— Start of Rows —
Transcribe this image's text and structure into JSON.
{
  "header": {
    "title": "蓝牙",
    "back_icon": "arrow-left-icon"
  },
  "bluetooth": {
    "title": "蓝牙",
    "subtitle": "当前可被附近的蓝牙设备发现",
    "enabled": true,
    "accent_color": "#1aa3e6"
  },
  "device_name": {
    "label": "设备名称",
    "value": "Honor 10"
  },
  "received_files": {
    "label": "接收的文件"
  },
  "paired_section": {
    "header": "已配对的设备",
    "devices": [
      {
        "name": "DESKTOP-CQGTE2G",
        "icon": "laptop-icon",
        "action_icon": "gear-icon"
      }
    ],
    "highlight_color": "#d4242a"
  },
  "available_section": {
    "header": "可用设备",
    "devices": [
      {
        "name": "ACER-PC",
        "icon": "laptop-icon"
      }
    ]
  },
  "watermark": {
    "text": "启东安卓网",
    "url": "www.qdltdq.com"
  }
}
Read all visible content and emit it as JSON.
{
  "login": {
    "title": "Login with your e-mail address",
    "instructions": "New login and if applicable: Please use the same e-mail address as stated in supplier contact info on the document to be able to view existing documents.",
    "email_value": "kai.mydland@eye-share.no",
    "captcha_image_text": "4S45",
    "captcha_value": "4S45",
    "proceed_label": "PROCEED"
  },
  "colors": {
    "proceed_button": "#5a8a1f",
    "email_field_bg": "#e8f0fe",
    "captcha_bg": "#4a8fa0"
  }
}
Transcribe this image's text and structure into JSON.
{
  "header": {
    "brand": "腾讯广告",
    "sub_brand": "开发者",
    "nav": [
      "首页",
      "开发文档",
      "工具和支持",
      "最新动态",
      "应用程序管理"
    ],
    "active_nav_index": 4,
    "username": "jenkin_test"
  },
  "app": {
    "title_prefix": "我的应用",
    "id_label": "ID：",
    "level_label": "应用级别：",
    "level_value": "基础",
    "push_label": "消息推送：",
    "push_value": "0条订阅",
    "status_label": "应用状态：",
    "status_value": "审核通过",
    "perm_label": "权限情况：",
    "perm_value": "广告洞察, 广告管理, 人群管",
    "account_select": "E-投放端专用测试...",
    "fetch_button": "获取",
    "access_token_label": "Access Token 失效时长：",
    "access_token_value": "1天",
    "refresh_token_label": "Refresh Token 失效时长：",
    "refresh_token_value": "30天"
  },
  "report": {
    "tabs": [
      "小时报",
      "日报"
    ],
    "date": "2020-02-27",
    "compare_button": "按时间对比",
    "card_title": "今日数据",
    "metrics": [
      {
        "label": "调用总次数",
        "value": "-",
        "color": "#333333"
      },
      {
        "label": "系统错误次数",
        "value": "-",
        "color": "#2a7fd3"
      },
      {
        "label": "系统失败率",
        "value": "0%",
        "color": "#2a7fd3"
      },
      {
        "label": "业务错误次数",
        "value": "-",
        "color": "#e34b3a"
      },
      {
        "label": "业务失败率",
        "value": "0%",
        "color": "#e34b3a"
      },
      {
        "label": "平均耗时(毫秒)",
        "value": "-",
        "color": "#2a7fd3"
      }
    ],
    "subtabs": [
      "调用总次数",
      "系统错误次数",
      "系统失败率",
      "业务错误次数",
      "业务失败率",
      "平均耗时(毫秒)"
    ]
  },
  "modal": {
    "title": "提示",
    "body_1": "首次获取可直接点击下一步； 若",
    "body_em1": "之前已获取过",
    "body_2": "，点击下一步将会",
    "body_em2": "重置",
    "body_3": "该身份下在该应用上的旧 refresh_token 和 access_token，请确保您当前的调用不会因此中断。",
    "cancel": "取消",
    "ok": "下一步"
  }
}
— End of Rows —
▸ **Prompt**: Answer with a single number: the count of lines holding the word "header".

▸ **The reply**: 4